Data shown:

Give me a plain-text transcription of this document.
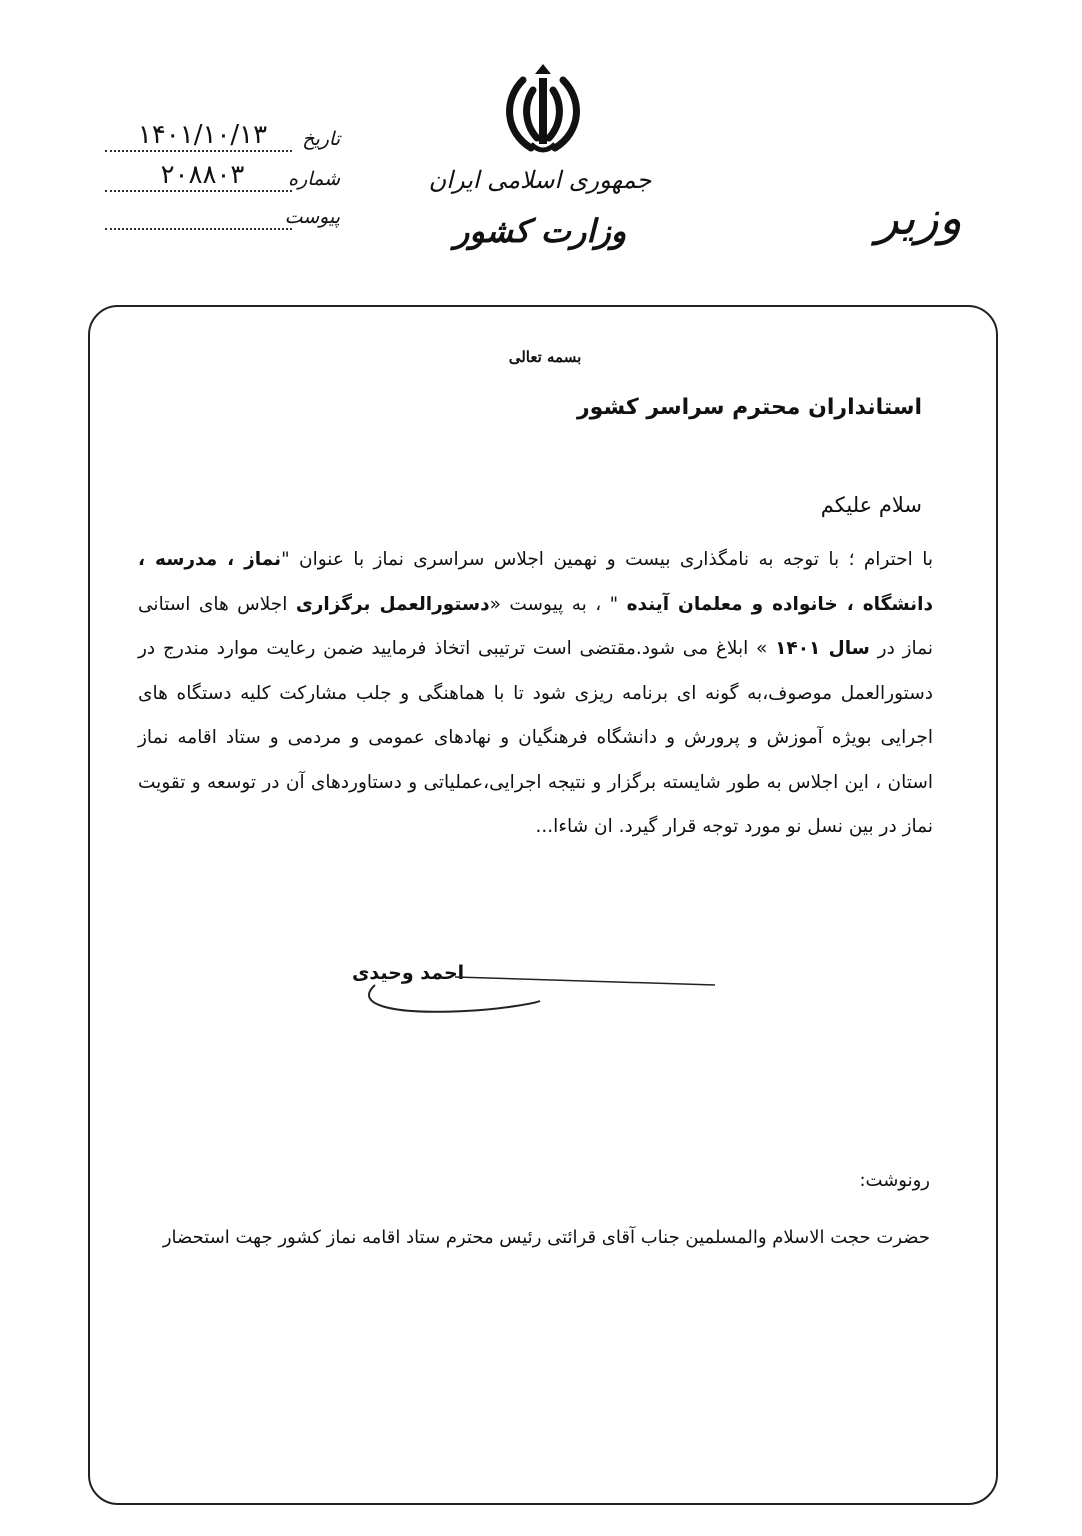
تاریخ
۱۴۰۱/۱۰/۱۳
شماره
۲۰۸۸۰۳
پیوست
جمهوری اسلامی ایران
وزارت کشور	وزیر
بسمه تعالی
استانداران محترم سراسر کشور
سلام علیکم
با احترام ؛ با توجه به نامگذاری بیست و نهمین اجلاس سراسری نماز با عنوان "نماز ، مدرسه ، دانشگاه ، خانواده و معلمان آینده " ، به پیوست «دستورالعمل برگزاری اجلاس های استانی نماز در سال ۱۴۰۱ » ابلاغ می شود.مقتضی است ترتیبی اتخاذ فرمایید ضمن رعایت موارد مندرج در دستورالعمل موصوف،به گونه ای برنامه ریزی شود تا با هماهنگی و جلب مشارکت کلیه دستگاه های اجرایی بویژه آموزش و پرورش و دانشگاه فرهنگیان و نهادهای عمومی و مردمی و ستاد اقامه نماز استان ، این اجلاس به طور شایسته برگزار و نتیجه اجرایی،عملیاتی و دستاوردهای آن در توسعه و تقویت نماز در بین نسل نو مورد توجه قرار گیرد. ان شاءا...
احمد وحیدی
رونوشت:
حضرت حجت الاسلام والمسلمین جناب آقای قرائتی رئیس محترم ستاد اقامه نماز کشور جهت استحضار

Your instructions:
Give every line back word for word and leave the pictures out.

Worked solution:
Give me a plain-text transcription of this document.
تاریخ
۱۴۰۱/۱۰/۱۳
شماره
۲۰۸۸۰۳
پیوست
جمهوری اسلامی ایران
وزارت کشور	وزیر
بسمه تعالی
استانداران محترم سراسر کشور
سلام علیکم
با احترام ؛ با توجه به نامگذاری بیست و نهمین اجلاس سراسری نماز با عنوان "نماز ، مدرسه ، دانشگاه ، خانواده و معلمان آینده " ، به پیوست «دستورالعمل برگزاری اجلاس های استانی نماز در سال ۱۴۰۱ » ابلاغ می شود.مقتضی است ترتیبی اتخاذ فرمایید ضمن رعایت موارد مندرج در دستورالعمل موصوف،به گونه ای برنامه ریزی شود تا با هماهنگی و جلب مشارکت کلیه دستگاه های اجرایی بویژه آموزش و پرورش و دانشگاه فرهنگیان و نهادهای عمومی و مردمی و ستاد اقامه نماز استان ، این اجلاس به طور شایسته برگزار و نتیجه اجرایی،عملیاتی و دستاوردهای آن در توسعه و تقویت نماز در بین نسل نو مورد توجه قرار گیرد. ان شاءا...
احمد وحیدی
رونوشت:
حضرت حجت الاسلام والمسلمین جناب آقای قرائتی رئیس محترم ستاد اقامه نماز کشور جهت استحضار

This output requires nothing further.